-- DATA ENTRIES start --
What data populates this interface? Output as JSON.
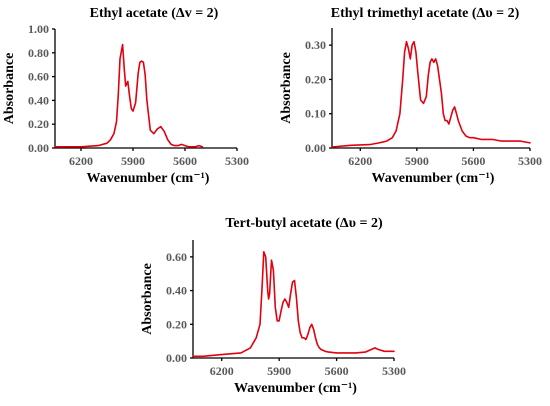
{
  "chart_data": [
    {
      "type": "line",
      "title": "Ethyl acetate (Δv = 2)",
      "xlabel": "Wavenumber (cm⁻¹)",
      "ylabel": "Absorbance",
      "xlim": [
        6350,
        5300
      ],
      "ylim": [
        0,
        1.0
      ],
      "x_ticks": [
        "6200",
        "5900",
        "5600",
        "5300"
      ],
      "y_ticks": [
        "0.00",
        "0.20",
        "0.40",
        "0.60",
        "0.80",
        "1.00"
      ],
      "color": "#e3000f",
      "x": [
        6350,
        6200,
        6100,
        6050,
        6030,
        6010,
        5995,
        5985,
        5975,
        5960,
        5950,
        5942,
        5930,
        5920,
        5910,
        5900,
        5885,
        5870,
        5860,
        5850,
        5840,
        5830,
        5820,
        5800,
        5780,
        5760,
        5740,
        5720,
        5700,
        5680,
        5660,
        5640,
        5620,
        5600,
        5580,
        5560,
        5540,
        5520,
        5500
      ],
      "y": [
        0.01,
        0.01,
        0.02,
        0.04,
        0.07,
        0.12,
        0.22,
        0.45,
        0.75,
        0.87,
        0.66,
        0.52,
        0.56,
        0.44,
        0.33,
        0.31,
        0.38,
        0.63,
        0.72,
        0.73,
        0.72,
        0.62,
        0.4,
        0.15,
        0.12,
        0.16,
        0.18,
        0.14,
        0.07,
        0.03,
        0.02,
        0.02,
        0.03,
        0.02,
        0.01,
        0.01,
        0.01,
        0.02,
        0.01
      ]
    },
    {
      "type": "line",
      "title": "Ethyl trimethyl acetate (Δυ = 2)",
      "xlabel": "Wavenumber (cm⁻¹)",
      "ylabel": "Absorbance",
      "xlim": [
        6350,
        5300
      ],
      "ylim": [
        0,
        0.35
      ],
      "x_ticks": [
        "6200",
        "5900",
        "5600",
        "5300"
      ],
      "y_ticks": [
        "0.00",
        "0.10",
        "0.20",
        "0.30"
      ],
      "color": "#e3000f",
      "x": [
        6350,
        6250,
        6150,
        6100,
        6060,
        6030,
        6010,
        5990,
        5975,
        5965,
        5955,
        5945,
        5935,
        5925,
        5915,
        5905,
        5895,
        5880,
        5865,
        5850,
        5840,
        5830,
        5820,
        5810,
        5800,
        5790,
        5780,
        5770,
        5760,
        5750,
        5740,
        5730,
        5720,
        5710,
        5700,
        5690,
        5680,
        5660,
        5640,
        5620,
        5600,
        5560,
        5500,
        5450,
        5400,
        5350,
        5300
      ],
      "y": [
        0.003,
        0.008,
        0.01,
        0.015,
        0.02,
        0.03,
        0.05,
        0.1,
        0.2,
        0.28,
        0.31,
        0.29,
        0.26,
        0.3,
        0.31,
        0.28,
        0.22,
        0.14,
        0.13,
        0.15,
        0.21,
        0.25,
        0.26,
        0.25,
        0.26,
        0.24,
        0.2,
        0.16,
        0.1,
        0.08,
        0.08,
        0.07,
        0.09,
        0.11,
        0.12,
        0.1,
        0.08,
        0.05,
        0.035,
        0.03,
        0.03,
        0.025,
        0.025,
        0.02,
        0.02,
        0.02,
        0.015
      ]
    },
    {
      "type": "line",
      "title": "Tert-butyl acetate  (Δυ = 2)",
      "xlabel": "Wavenumber (cm⁻¹)",
      "ylabel": "Absorbance",
      "xlim": [
        6350,
        5300
      ],
      "ylim": [
        0,
        0.7
      ],
      "x_ticks": [
        "6200",
        "5900",
        "5600",
        "5300"
      ],
      "y_ticks": [
        "0.00",
        "0.20",
        "0.40",
        "0.60"
      ],
      "color": "#e3000f",
      "x": [
        6350,
        6300,
        6200,
        6100,
        6050,
        6020,
        6000,
        5990,
        5980,
        5970,
        5960,
        5955,
        5950,
        5940,
        5930,
        5920,
        5910,
        5900,
        5890,
        5880,
        5870,
        5860,
        5850,
        5840,
        5830,
        5820,
        5810,
        5800,
        5790,
        5780,
        5770,
        5760,
        5750,
        5740,
        5730,
        5720,
        5710,
        5700,
        5690,
        5680,
        5670,
        5660,
        5640,
        5600,
        5550,
        5500,
        5450,
        5420,
        5400,
        5380,
        5350,
        5300
      ],
      "y": [
        0.01,
        0.01,
        0.02,
        0.03,
        0.06,
        0.12,
        0.2,
        0.4,
        0.63,
        0.6,
        0.4,
        0.35,
        0.38,
        0.58,
        0.52,
        0.3,
        0.22,
        0.22,
        0.28,
        0.33,
        0.35,
        0.33,
        0.3,
        0.38,
        0.45,
        0.46,
        0.36,
        0.22,
        0.15,
        0.12,
        0.12,
        0.11,
        0.14,
        0.18,
        0.2,
        0.17,
        0.12,
        0.08,
        0.06,
        0.05,
        0.045,
        0.04,
        0.035,
        0.03,
        0.03,
        0.03,
        0.035,
        0.05,
        0.06,
        0.05,
        0.04,
        0.04
      ]
    }
  ]
}
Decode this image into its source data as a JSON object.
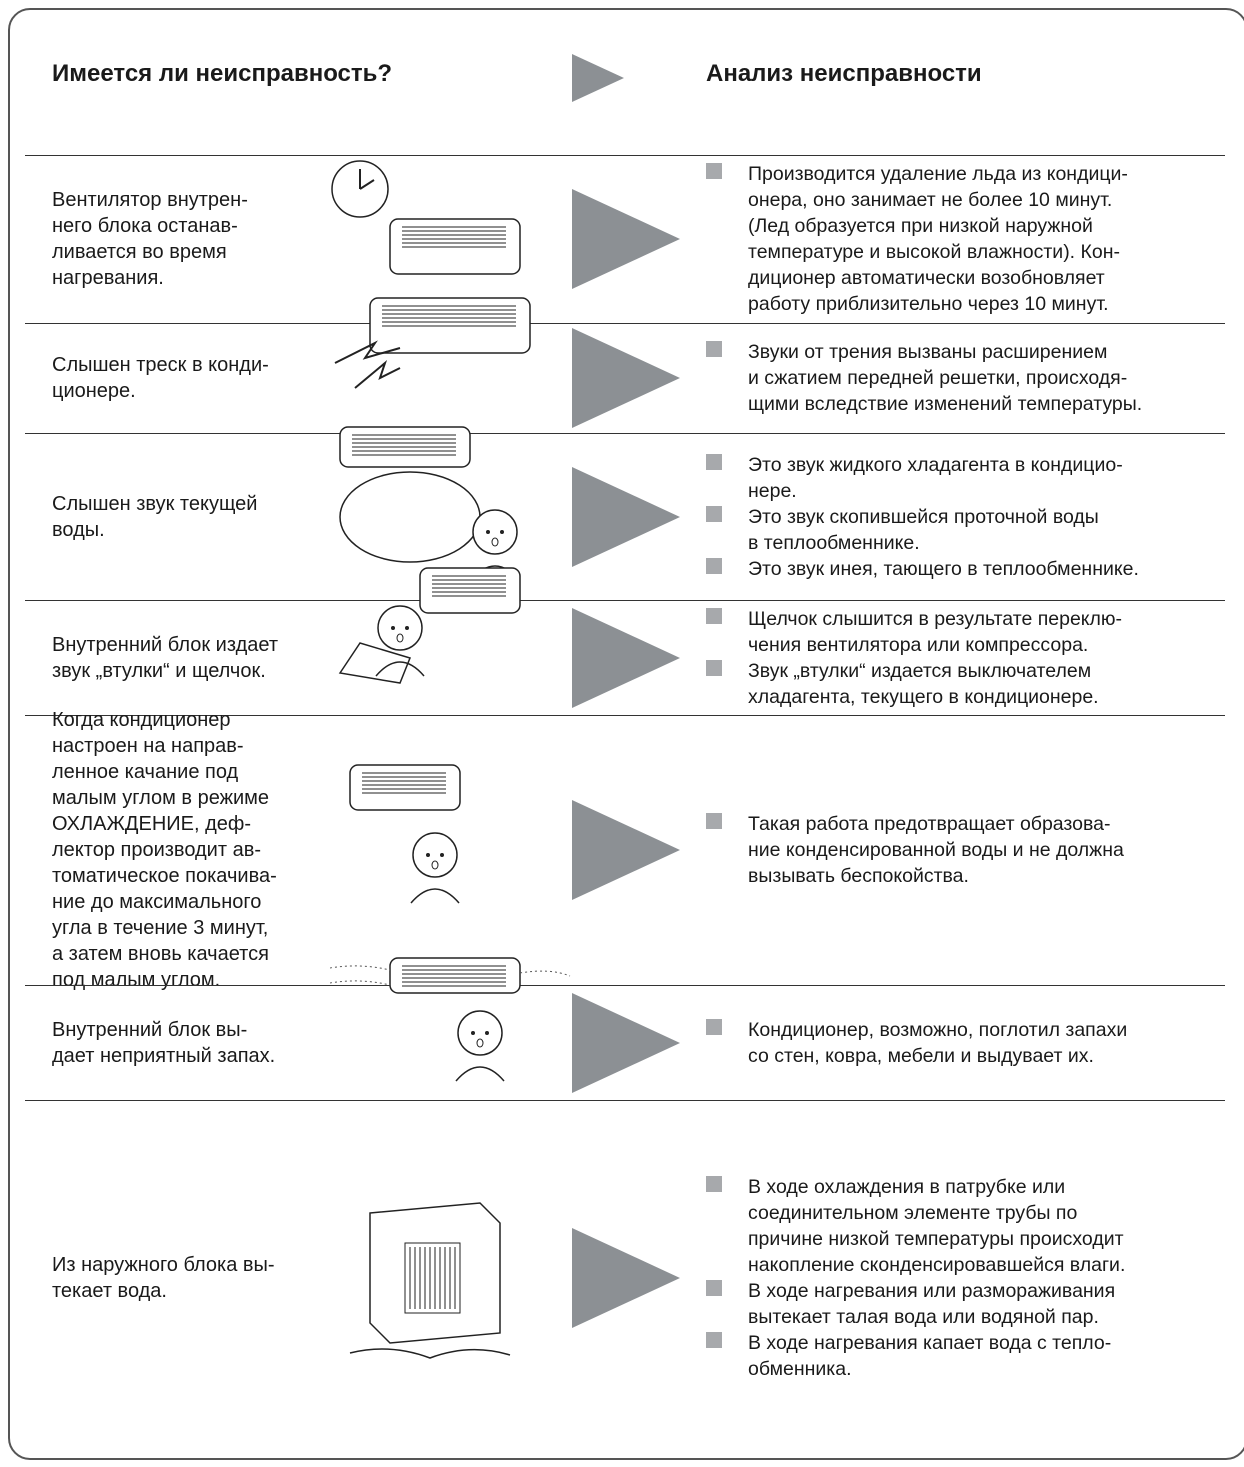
{
  "header": {
    "left": "Имеется ли неисправность?",
    "right": "Анализ неисправности"
  },
  "rows": [
    {
      "problem": [
        "Вентилятор внутрен-",
        "него блока останав-",
        "ливается во время",
        "нагревания."
      ],
      "analysis": [
        [
          "Производится удаление льда из кондици-",
          "онера, оно занимает не более 10 минут.",
          "(Лед образуется при низкой наружной",
          "температуре и высокой влажности). Кон-",
          "диционер автоматически возобновляет",
          "работу приблизительно через 10 минут."
        ]
      ]
    },
    {
      "problem": [
        "Слышен треск в конди-",
        "ционере."
      ],
      "analysis": [
        [
          "Звуки от трения вызваны расширением",
          "и сжатием передней решетки, происходя-",
          "щими вследствие изменений температуры."
        ]
      ]
    },
    {
      "problem": [
        "Слышен звук текущей",
        "воды."
      ],
      "analysis": [
        [
          "Это звук жидкого хладагента в кондицио-",
          "нере."
        ],
        [
          "Это звук скопившейся проточной воды",
          "в теплообменнике."
        ],
        [
          "Это звук инея, тающего в теплообменнике."
        ]
      ]
    },
    {
      "problem": [
        "Внутренний блок издает",
        "звук „втулки“ и щелчок."
      ],
      "analysis": [
        [
          "Щелчок слышится в результате переклю-",
          "чения вентилятора или компрессора."
        ],
        [
          "Звук „втулки“ издается выключателем",
          "хладагента, текущего в кондиционере."
        ]
      ]
    },
    {
      "problem": [
        "Когда кондиционер",
        "настроен на направ-",
        "ленное качание под",
        "малым углом в режиме",
        "ОХЛАЖДЕНИЕ, деф-",
        "лектор производит ав-",
        "томатическое покачива-",
        "ние до максимального",
        "угла в течение 3 минут,",
        "а затем вновь качается",
        "под малым углом."
      ],
      "analysis": [
        [
          "Такая работа предотвращает образова-",
          "ние конденсированной воды и не должна",
          "вызывать беспокойства."
        ]
      ]
    },
    {
      "problem": [
        "Внутренний блок вы-",
        "дает неприятный запах."
      ],
      "analysis": [
        [
          "Кондиционер, возможно, поглотил запахи",
          "со стен, ковра, мебели и выдувает их."
        ]
      ]
    },
    {
      "problem": [
        "Из наружного блока вы-",
        "текает вода."
      ],
      "analysis": [
        [
          "В ходе охлаждения в патрубке или",
          "соединительном элементе трубы по",
          "причине низкой температуры происходит",
          "накопление сконденсировавшейся влаги."
        ],
        [
          "В ходе нагревания или размораживания",
          "вытекает талая вода или водяной пар."
        ],
        [
          "В ходе нагревания капает вода с тепло-",
          "обменника."
        ]
      ]
    }
  ]
}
-- DATA ENTRIES end --
*EXERCISE DIRECTIONS*
Exclude the images, then output the data above word for word.

*SOLUTION TO THIS TASK*
What data populates this interface? Output as JSON.
{
  "chart_data": [
    {
      "type": "line",
      "title": "Ethyl acetate (Δv = 2)",
      "xlabel": "Wavenumber (cm⁻¹)",
      "ylabel": "Absorbance",
      "xlim": [
        6350,
        5300
      ],
      "ylim": [
        0,
        1.0
      ],
      "x_ticks": [
        "6200",
        "5900",
        "5600",
        "5300"
      ],
      "y_ticks": [
        "0.00",
        "0.20",
        "0.40",
        "0.60",
        "0.80",
        "1.00"
      ],
      "color": "#e3000f",
      "x": [
        6350,
        6200,
        6100,
        6050,
        6030,
        6010,
        5995,
        5985,
        5975,
        5960,
        5950,
        5942,
        5930,
        5920,
        5910,
        5900,
        5885,
        5870,
        5860,
        5850,
        5840,
        5830,
        5820,
        5800,
        5780,
        5760,
        5740,
        5720,
        5700,
        5680,
        5660,
        5640,
        5620,
        5600,
        5580,
        5560,
        5540,
        5520,
        5500
      ],
      "y": [
        0.01,
        0.01,
        0.02,
        0.04,
        0.07,
        0.12,
        0.22,
        0.45,
        0.75,
        0.87,
        0.66,
        0.52,
        0.56,
        0.44,
        0.33,
        0.31,
        0.38,
        0.63,
        0.72,
        0.73,
        0.72,
        0.62,
        0.4,
        0.15,
        0.12,
        0.16,
        0.18,
        0.14,
        0.07,
        0.03,
        0.02,
        0.02,
        0.03,
        0.02,
        0.01,
        0.01,
        0.01,
        0.02,
        0.01
      ]
    },
    {
      "type": "line",
      "title": "Ethyl trimethyl acetate (Δυ = 2)",
      "xlabel": "Wavenumber (cm⁻¹)",
      "ylabel": "Absorbance",
      "xlim": [
        6350,
        5300
      ],
      "ylim": [
        0,
        0.35
      ],
      "x_ticks": [
        "6200",
        "5900",
        "5600",
        "5300"
      ],
      "y_ticks": [
        "0.00",
        "0.10",
        "0.20",
        "0.30"
      ],
      "color": "#e3000f",
      "x": [
        6350,
        6250,
        6150,
        6100,
        6060,
        6030,
        6010,
        5990,
        5975,
        5965,
        5955,
        5945,
        5935,
        5925,
        5915,
        5905,
        5895,
        5880,
        5865,
        5850,
        5840,
        5830,
        5820,
        5810,
        5800,
        5790,
        5780,
        5770,
        5760,
        5750,
        5740,
        5730,
        5720,
        5710,
        5700,
        5690,
        5680,
        5660,
        5640,
        5620,
        5600,
        5560,
        5500,
        5450,
        5400,
        5350,
        5300
      ],
      "y": [
        0.003,
        0.008,
        0.01,
        0.015,
        0.02,
        0.03,
        0.05,
        0.1,
        0.2,
        0.28,
        0.31,
        0.29,
        0.26,
        0.3,
        0.31,
        0.28,
        0.22,
        0.14,
        0.13,
        0.15,
        0.21,
        0.25,
        0.26,
        0.25,
        0.26,
        0.24,
        0.2,
        0.16,
        0.1,
        0.08,
        0.08,
        0.07,
        0.09,
        0.11,
        0.12,
        0.1,
        0.08,
        0.05,
        0.035,
        0.03,
        0.03,
        0.025,
        0.025,
        0.02,
        0.02,
        0.02,
        0.015
      ]
    },
    {
      "type": "line",
      "title": "Tert-butyl acetate  (Δυ = 2)",
      "xlabel": "Wavenumber (cm⁻¹)",
      "ylabel": "Absorbance",
      "xlim": [
        6350,
        5300
      ],
      "ylim": [
        0,
        0.7
      ],
      "x_ticks": [
        "6200",
        "5900",
        "5600",
        "5300"
      ],
      "y_ticks": [
        "0.00",
        "0.20",
        "0.40",
        "0.60"
      ],
      "color": "#e3000f",
      "x": [
        6350,
        6300,
        6200,
        6100,
        6050,
        6020,
        6000,
        5990,
        5980,
        5970,
        5960,
        5955,
        5950,
        5940,
        5930,
        5920,
        5910,
        5900,
        5890,
        5880,
        5870,
        5860,
        5850,
        5840,
        5830,
        5820,
        5810,
        5800,
        5790,
        5780,
        5770,
        5760,
        5750,
        5740,
        5730,
        5720,
        5710,
        5700,
        5690,
        5680,
        5670,
        5660,
        5640,
        5600,
        5550,
        5500,
        5450,
        5420,
        5400,
        5380,
        5350,
        5300
      ],
      "y": [
        0.01,
        0.01,
        0.02,
        0.03,
        0.06,
        0.12,
        0.2,
        0.4,
        0.63,
        0.6,
        0.4,
        0.35,
        0.38,
        0.58,
        0.52,
        0.3,
        0.22,
        0.22,
        0.28,
        0.33,
        0.35,
        0.33,
        0.3,
        0.38,
        0.45,
        0.46,
        0.36,
        0.22,
        0.15,
        0.12,
        0.12,
        0.11,
        0.14,
        0.18,
        0.2,
        0.17,
        0.12,
        0.08,
        0.06,
        0.05,
        0.045,
        0.04,
        0.035,
        0.03,
        0.03,
        0.03,
        0.035,
        0.05,
        0.06,
        0.05,
        0.04,
        0.04
      ]
    }
  ]
}
Decode this image into its source data as a JSON object.
{
  "header": {
    "left": "Имеется ли неисправность?",
    "right": "Анализ неисправности"
  },
  "rows": [
    {
      "problem": [
        "Вентилятор внутрен-",
        "него блока останав-",
        "ливается во время",
        "нагревания."
      ],
      "analysis": [
        [
          "Производится удаление льда из кондици-",
          "онера, оно занимает не более 10 минут.",
          "(Лед образуется при низкой наружной",
          "температуре и высокой влажности). Кон-",
          "диционер автоматически возобновляет",
          "работу приблизительно через 10 минут."
        ]
      ]
    },
    {
      "problem": [
        "Слышен треск в конди-",
        "ционере."
      ],
      "analysis": [
        [
          "Звуки от трения вызваны расширением",
          "и сжатием передней решетки, происходя-",
          "щими вследствие изменений температуры."
        ]
      ]
    },
    {
      "problem": [
        "Слышен звук текущей",
        "воды."
      ],
      "analysis": [
        [
          "Это звук жидкого хладагента в кондицио-",
          "нере."
        ],
        [
          "Это звук скопившейся проточной воды",
          "в теплообменнике."
        ],
        [
          "Это звук инея, тающего в теплообменнике."
        ]
      ]
    },
    {
      "problem": [
        "Внутренний блок издает",
        "звук „втулки“ и щелчок."
      ],
      "analysis": [
        [
          "Щелчок слышится в результате переклю-",
          "чения вентилятора или компрессора."
        ],
        [
          "Звук „втулки“ издается выключателем",
          "хладагента, текущего в кондиционере."
        ]
      ]
    },
    {
      "problem": [
        "Когда кондиционер",
        "настроен на направ-",
        "ленное качание под",
        "малым углом в режиме",
        "ОХЛАЖДЕНИЕ, деф-",
        "лектор производит ав-",
        "томатическое покачива-",
        "ние до максимального",
        "угла в течение 3 минут,",
        "а затем вновь качается",
        "под малым углом."
      ],
      "analysis": [
        [
          "Такая работа предотвращает образова-",
          "ние конденсированной воды и не должна",
          "вызывать беспокойства."
        ]
      ]
    },
    {
      "problem": [
        "Внутренний блок вы-",
        "дает неприятный запах."
      ],
      "analysis": [
        [
          "Кондиционер, возможно, поглотил запахи",
          "со стен, ковра, мебели и выдувает их."
        ]
      ]
    },
    {
      "problem": [
        "Из наружного блока вы-",
        "текает вода."
      ],
      "analysis": [
        [
          "В ходе охлаждения в патрубке или",
          "соединительном элементе трубы по",
          "причине низкой температуры происходит",
          "накопление сконденсировавшейся влаги."
        ],
        [
          "В ходе нагревания или размораживания",
          "вытекает талая вода или водяной пар."
        ],
        [
          "В ходе нагревания капает вода с тепло-",
          "обменника."
        ]
      ]
    }
  ]
}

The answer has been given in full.